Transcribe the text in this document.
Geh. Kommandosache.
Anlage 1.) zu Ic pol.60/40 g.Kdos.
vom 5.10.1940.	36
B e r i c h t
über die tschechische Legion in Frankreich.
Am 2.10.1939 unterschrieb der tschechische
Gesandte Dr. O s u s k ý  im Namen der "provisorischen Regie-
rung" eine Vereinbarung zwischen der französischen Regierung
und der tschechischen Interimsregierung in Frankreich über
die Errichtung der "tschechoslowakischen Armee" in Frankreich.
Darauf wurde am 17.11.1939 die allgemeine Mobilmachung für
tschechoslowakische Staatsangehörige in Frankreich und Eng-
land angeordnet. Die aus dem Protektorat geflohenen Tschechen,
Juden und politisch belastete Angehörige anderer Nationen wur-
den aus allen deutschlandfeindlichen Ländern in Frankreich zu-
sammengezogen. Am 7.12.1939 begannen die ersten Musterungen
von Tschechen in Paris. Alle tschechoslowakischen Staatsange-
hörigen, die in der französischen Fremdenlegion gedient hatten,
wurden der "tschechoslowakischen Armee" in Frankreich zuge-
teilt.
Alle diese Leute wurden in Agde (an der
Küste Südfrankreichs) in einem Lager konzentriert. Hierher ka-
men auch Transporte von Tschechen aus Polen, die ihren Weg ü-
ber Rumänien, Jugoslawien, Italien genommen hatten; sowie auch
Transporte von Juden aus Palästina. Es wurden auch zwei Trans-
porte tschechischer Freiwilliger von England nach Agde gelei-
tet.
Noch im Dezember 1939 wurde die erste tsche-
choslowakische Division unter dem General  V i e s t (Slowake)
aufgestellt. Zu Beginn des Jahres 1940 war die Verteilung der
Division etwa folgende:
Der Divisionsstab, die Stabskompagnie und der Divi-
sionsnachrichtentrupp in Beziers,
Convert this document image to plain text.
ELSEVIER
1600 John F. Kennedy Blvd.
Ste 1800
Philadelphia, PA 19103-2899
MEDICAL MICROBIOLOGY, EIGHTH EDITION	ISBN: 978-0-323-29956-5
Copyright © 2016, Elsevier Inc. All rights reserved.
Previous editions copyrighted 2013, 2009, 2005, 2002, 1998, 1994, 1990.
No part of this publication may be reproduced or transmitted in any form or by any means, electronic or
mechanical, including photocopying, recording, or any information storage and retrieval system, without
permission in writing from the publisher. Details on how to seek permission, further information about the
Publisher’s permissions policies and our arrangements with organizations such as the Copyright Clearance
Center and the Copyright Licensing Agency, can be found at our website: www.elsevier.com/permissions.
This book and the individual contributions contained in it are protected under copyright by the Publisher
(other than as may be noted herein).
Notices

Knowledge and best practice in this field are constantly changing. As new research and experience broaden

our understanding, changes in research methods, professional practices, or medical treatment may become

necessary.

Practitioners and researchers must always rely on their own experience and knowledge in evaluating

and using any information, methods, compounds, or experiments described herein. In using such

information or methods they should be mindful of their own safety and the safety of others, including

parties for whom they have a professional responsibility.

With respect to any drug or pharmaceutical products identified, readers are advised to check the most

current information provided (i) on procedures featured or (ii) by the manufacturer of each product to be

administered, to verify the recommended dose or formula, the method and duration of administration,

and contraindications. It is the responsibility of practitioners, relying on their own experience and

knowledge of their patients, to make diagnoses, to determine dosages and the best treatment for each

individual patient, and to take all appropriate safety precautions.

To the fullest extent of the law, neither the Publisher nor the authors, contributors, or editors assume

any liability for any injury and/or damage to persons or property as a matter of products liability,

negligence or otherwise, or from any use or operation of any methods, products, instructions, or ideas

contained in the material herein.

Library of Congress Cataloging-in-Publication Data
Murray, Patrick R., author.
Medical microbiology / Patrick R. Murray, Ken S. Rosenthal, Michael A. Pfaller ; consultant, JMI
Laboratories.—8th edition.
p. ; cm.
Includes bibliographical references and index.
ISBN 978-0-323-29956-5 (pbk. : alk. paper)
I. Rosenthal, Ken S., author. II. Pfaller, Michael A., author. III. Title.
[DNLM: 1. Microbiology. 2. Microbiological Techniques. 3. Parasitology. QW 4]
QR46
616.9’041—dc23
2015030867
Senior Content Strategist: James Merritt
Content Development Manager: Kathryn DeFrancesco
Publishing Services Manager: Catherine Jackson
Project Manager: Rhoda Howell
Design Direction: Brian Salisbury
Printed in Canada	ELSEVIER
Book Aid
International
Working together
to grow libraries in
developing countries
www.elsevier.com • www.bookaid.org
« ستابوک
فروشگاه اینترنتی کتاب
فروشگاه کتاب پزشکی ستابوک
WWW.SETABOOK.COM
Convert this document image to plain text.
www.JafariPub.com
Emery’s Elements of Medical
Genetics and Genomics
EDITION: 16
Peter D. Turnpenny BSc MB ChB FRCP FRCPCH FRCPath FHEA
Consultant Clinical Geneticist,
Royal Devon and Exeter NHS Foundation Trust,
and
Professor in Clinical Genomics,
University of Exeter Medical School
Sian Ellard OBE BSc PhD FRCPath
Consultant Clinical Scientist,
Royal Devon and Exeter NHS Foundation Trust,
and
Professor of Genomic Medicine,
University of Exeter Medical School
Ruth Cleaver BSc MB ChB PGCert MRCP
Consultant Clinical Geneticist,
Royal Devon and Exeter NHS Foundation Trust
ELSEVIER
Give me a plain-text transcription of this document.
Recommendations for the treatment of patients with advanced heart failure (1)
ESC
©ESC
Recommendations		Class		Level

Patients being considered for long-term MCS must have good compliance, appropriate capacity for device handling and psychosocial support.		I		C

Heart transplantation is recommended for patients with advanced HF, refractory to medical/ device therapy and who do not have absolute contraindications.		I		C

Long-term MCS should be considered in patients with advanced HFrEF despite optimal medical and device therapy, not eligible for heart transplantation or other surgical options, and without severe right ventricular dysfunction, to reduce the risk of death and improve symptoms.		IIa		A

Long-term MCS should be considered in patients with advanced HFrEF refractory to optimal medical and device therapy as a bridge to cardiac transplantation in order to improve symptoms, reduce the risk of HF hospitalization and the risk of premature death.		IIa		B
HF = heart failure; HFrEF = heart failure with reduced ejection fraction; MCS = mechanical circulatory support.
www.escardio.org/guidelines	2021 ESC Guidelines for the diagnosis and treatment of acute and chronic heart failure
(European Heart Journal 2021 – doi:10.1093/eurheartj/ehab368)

_ _ _ _ _ _ _

EXERCISE
All of the material must be written out again exactly.

SOLUTION
Transcribe the text in this document.
Geh. Kommandosache.
Anlage 1.) zu Ic pol.60/40 g.Kdos.
vom 5.10.1940.	36
B e r i c h t
über die tschechische Legion in Frankreich.
Am 2.10.1939 unterschrieb der tschechische
Gesandte Dr. O s u s k ý  im Namen der "provisorischen Regie-
rung" eine Vereinbarung zwischen der französischen Regierung
und der tschechischen Interimsregierung in Frankreich über
die Errichtung der "tschechoslowakischen Armee" in Frankreich.
Darauf wurde am 17.11.1939 die allgemeine Mobilmachung für
tschechoslowakische Staatsangehörige in Frankreich und Eng-
land angeordnet. Die aus dem Protektorat geflohenen Tschechen,
Juden und politisch belastete Angehörige anderer Nationen wur-
den aus allen deutschlandfeindlichen Ländern in Frankreich zu-
sammengezogen. Am 7.12.1939 begannen die ersten Musterungen
von Tschechen in Paris. Alle tschechoslowakischen Staatsange-
hörigen, die in der französischen Fremdenlegion gedient hatten,
wurden der "tschechoslowakischen Armee" in Frankreich zuge-
teilt.
Alle diese Leute wurden in Agde (an der
Küste Südfrankreichs) in einem Lager konzentriert. Hierher ka-
men auch Transporte von Tschechen aus Polen, die ihren Weg ü-
ber Rumänien, Jugoslawien, Italien genommen hatten; sowie auch
Transporte von Juden aus Palästina. Es wurden auch zwei Trans-
porte tschechischer Freiwilliger von England nach Agde gelei-
tet.
Noch im Dezember 1939 wurde die erste tsche-
choslowakische Division unter dem General  V i e s t (Slowake)
aufgestellt. Zu Beginn des Jahres 1940 war die Verteilung der
Division etwa folgende:
Der Divisionsstab, die Stabskompagnie und der Divi-
sionsnachrichtentrupp in Beziers,
Convert this document image to plain text.
ELSEVIER
1600 John F. Kennedy Blvd.
Ste 1800
Philadelphia, PA 19103-2899
MEDICAL MICROBIOLOGY, EIGHTH EDITION	ISBN: 978-0-323-29956-5
Copyright © 2016, Elsevier Inc. All rights reserved.
Previous editions copyrighted 2013, 2009, 2005, 2002, 1998, 1994, 1990.
No part of this publication may be reproduced or transmitted in any form or by any means, electronic or
mechanical, including photocopying, recording, or any information storage and retrieval system, without
permission in writing from the publisher. Details on how to seek permission, further information about the
Publisher’s permissions policies and our arrangements with organizations such as the Copyright Clearance
Center and the Copyright Licensing Agency, can be found at our website: www.elsevier.com/permissions.
This book and the individual contributions contained in it are protected under copyright by the Publisher
(other than as may be noted herein).
Notices

Knowledge and best practice in this field are constantly changing. As new research and experience broaden

our understanding, changes in research methods, professional practices, or medical treatment may become

necessary.

Practitioners and researchers must always rely on their own experience and knowledge in evaluating

and using any information, methods, compounds, or experiments described herein. In using such

information or methods they should be mindful of their own safety and the safety of others, including

parties for whom they have a professional responsibility.

With respect to any drug or pharmaceutical products identified, readers are advised to check the most

current information provided (i) on procedures featured or (ii) by the manufacturer of each product to be

administered, to verify the recommended dose or formula, the method and duration of administration,

and contraindications. It is the responsibility of practitioners, relying on their own experience and

knowledge of their patients, to make diagnoses, to determine dosages and the best treatment for each

individual patient, and to take all appropriate safety precautions.

To the fullest extent of the law, neither the Publisher nor the authors, contributors, or editors assume

any liability for any injury and/or damage to persons or property as a matter of products liability,

negligence or otherwise, or from any use or operation of any methods, products, instructions, or ideas

contained in the material herein.

Library of Congress Cataloging-in-Publication Data
Murray, Patrick R., author.
Medical microbiology / Patrick R. Murray, Ken S. Rosenthal, Michael A. Pfaller ; consultant, JMI
Laboratories.—8th edition.
p. ; cm.
Includes bibliographical references and index.
ISBN 978-0-323-29956-5 (pbk. : alk. paper)
I. Rosenthal, Ken S., author. II. Pfaller, Michael A., author. III. Title.
[DNLM: 1. Microbiology. 2. Microbiological Techniques. 3. Parasitology. QW 4]
QR46
616.9’041—dc23
2015030867
Senior Content Strategist: James Merritt
Content Development Manager: Kathryn DeFrancesco
Publishing Services Manager: Catherine Jackson
Project Manager: Rhoda Howell
Design Direction: Brian Salisbury
Printed in Canada	ELSEVIER
Book Aid
International
Working together
to grow libraries in
developing countries
www.elsevier.com • www.bookaid.org
« ستابوک
فروشگاه اینترنتی کتاب
فروشگاه کتاب پزشکی ستابوک
WWW.SETABOOK.COM
Convert this document image to plain text.
www.JafariPub.com
Emery’s Elements of Medical
Genetics and Genomics
EDITION: 16
Peter D. Turnpenny BSc MB ChB FRCP FRCPCH FRCPath FHEA
Consultant Clinical Geneticist,
Royal Devon and Exeter NHS Foundation Trust,
and
Professor in Clinical Genomics,
University of Exeter Medical School
Sian Ellard OBE BSc PhD FRCPath
Consultant Clinical Scientist,
Royal Devon and Exeter NHS Foundation Trust,
and
Professor of Genomic Medicine,
University of Exeter Medical School
Ruth Cleaver BSc MB ChB PGCert MRCP
Consultant Clinical Geneticist,
Royal Devon and Exeter NHS Foundation Trust
ELSEVIER
Give me a plain-text transcription of this document.
Recommendations for the treatment of patients with advanced heart failure (1)
ESC
©ESC
Recommendations		Class		Level

Patients being considered for long-term MCS must have good compliance, appropriate capacity for device handling and psychosocial support.		I		C

Heart transplantation is recommended for patients with advanced HF, refractory to medical/ device therapy and who do not have absolute contraindications.		I		C

Long-term MCS should be considered in patients with advanced HFrEF despite optimal medical and device therapy, not eligible for heart transplantation or other surgical options, and without severe right ventricular dysfunction, to reduce the risk of death and improve symptoms.		IIa		A

Long-term MCS should be considered in patients with advanced HFrEF refractory to optimal medical and device therapy as a bridge to cardiac transplantation in order to improve symptoms, reduce the risk of HF hospitalization and the risk of premature death.		IIa		B
HF = heart failure; HFrEF = heart failure with reduced ejection fraction; MCS = mechanical circulatory support.
www.escardio.org/guidelines	2021 ESC Guidelines for the diagnosis and treatment of acute and chronic heart failure
(European Heart Journal 2021 – doi:10.1093/eurheartj/ehab368)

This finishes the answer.